**WORK INSTRUCTIONS**. Report only the number of lines that hold the word "года".

**LISTING**.
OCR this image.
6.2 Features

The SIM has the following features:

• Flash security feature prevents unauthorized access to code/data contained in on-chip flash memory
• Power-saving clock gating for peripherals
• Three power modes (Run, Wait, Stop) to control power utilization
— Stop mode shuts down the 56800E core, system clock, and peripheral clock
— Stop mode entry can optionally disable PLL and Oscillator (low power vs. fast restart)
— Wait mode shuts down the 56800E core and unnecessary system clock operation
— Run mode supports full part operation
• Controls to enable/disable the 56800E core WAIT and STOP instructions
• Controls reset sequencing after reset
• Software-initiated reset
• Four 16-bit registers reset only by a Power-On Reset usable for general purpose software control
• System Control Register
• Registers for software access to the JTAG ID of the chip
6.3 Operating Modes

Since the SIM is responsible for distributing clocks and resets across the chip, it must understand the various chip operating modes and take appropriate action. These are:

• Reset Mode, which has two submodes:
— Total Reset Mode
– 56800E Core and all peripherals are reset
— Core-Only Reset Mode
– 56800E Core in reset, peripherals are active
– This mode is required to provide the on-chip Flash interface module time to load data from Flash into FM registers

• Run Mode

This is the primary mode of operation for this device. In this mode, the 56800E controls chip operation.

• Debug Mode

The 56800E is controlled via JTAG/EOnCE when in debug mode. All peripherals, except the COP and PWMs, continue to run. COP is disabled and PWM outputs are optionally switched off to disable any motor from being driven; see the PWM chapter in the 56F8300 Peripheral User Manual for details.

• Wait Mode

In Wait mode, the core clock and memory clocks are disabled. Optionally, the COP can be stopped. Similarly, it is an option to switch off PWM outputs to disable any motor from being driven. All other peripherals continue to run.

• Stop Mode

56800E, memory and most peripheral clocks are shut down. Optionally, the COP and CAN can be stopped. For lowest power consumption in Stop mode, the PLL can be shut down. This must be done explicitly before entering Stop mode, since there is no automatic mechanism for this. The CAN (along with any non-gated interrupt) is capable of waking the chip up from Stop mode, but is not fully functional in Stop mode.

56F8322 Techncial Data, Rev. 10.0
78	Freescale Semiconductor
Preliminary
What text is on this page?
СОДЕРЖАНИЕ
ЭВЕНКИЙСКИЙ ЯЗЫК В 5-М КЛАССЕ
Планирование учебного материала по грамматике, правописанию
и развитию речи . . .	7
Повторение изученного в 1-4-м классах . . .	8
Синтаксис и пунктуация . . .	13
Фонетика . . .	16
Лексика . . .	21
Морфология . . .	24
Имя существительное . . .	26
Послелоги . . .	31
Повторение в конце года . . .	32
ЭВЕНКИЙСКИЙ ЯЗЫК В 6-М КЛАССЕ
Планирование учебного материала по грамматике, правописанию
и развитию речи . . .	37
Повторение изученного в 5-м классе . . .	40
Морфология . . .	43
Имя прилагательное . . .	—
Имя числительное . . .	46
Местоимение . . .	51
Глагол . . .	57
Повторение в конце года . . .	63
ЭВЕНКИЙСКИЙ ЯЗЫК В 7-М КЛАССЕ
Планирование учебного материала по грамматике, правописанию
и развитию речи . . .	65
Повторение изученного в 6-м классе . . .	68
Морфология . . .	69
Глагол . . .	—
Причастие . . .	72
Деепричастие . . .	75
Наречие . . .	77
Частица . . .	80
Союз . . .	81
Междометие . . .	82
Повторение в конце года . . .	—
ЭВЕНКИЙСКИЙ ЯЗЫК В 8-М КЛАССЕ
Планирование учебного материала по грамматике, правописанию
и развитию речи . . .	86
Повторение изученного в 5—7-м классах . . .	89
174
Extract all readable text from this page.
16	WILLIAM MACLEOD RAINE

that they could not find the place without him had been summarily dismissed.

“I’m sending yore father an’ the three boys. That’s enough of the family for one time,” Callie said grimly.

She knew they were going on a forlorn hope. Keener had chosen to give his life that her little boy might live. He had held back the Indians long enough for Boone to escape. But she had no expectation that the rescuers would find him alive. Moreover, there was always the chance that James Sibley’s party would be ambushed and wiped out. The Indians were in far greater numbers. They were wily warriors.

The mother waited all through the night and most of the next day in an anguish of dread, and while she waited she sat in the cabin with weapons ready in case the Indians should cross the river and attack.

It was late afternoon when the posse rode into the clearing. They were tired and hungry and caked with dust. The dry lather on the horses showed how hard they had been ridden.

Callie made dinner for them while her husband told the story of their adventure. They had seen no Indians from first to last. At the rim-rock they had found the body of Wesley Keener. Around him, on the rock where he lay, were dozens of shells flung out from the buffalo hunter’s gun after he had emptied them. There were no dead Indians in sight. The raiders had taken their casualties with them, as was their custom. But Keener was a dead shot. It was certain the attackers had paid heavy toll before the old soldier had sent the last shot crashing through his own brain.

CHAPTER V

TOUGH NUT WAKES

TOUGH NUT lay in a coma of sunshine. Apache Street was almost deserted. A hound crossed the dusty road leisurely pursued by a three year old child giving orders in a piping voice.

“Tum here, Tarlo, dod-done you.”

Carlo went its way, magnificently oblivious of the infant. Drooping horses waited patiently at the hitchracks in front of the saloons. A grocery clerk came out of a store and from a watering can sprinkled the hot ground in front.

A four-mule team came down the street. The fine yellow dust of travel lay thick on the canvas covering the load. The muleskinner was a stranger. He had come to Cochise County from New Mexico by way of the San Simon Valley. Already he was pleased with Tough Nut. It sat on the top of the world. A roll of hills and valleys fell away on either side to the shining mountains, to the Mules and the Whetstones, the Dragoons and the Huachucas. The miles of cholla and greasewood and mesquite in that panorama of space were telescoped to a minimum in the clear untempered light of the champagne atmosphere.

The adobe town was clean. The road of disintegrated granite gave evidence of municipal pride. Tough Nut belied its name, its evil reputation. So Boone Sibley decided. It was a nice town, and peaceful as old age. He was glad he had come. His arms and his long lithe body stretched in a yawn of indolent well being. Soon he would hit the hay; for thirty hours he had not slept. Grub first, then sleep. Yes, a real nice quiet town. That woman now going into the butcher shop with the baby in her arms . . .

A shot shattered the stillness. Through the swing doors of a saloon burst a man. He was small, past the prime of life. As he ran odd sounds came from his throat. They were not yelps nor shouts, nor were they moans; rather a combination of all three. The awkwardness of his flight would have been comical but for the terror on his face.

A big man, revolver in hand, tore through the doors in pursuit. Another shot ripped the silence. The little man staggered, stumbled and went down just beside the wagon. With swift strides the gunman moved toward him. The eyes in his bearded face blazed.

**RESPONSE TO THIS EXERCISE**. 3